── Dataset rows

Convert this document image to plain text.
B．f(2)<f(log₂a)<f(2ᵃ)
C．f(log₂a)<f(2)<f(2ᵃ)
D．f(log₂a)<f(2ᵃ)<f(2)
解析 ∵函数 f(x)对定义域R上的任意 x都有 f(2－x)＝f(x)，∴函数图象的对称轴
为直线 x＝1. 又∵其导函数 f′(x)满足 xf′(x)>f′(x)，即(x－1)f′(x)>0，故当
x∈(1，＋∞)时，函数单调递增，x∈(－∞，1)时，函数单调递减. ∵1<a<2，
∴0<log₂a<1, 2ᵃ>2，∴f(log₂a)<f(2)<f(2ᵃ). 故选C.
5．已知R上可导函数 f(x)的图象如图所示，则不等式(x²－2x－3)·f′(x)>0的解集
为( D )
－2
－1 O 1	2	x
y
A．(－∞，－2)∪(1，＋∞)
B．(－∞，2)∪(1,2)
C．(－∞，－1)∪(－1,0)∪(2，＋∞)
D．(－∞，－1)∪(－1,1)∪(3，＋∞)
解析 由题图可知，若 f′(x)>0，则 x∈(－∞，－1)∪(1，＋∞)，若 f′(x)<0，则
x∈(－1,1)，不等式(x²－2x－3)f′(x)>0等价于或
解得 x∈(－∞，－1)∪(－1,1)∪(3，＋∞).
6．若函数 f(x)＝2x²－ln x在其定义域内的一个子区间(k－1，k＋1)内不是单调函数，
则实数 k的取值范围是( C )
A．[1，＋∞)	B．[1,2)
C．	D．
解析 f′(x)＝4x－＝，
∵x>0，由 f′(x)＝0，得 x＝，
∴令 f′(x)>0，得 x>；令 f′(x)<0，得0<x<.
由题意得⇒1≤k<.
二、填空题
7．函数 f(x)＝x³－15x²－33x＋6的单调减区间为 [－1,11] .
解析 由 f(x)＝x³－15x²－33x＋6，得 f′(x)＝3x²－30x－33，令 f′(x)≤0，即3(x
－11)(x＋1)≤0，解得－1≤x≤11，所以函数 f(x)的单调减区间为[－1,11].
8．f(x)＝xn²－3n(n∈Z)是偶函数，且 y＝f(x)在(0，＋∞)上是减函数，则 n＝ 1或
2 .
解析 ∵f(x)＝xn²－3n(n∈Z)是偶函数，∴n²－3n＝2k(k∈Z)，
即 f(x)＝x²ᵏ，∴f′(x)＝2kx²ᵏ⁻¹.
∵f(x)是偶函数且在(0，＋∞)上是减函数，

────

- [Request] For each line of the listing that holds the word "log₂a", show that line.

- [Task response]
B．f(2)<f(log₂a)<f(2ᵃ)
C．f(log₂a)<f(2)<f(2ᵃ)
D．f(log₂a)<f(2ᵃ)<f(2)
∴0<log₂a<1, 2ᵃ>2，∴f(log₂a)<f(2)<f(2ᵃ). 故选C.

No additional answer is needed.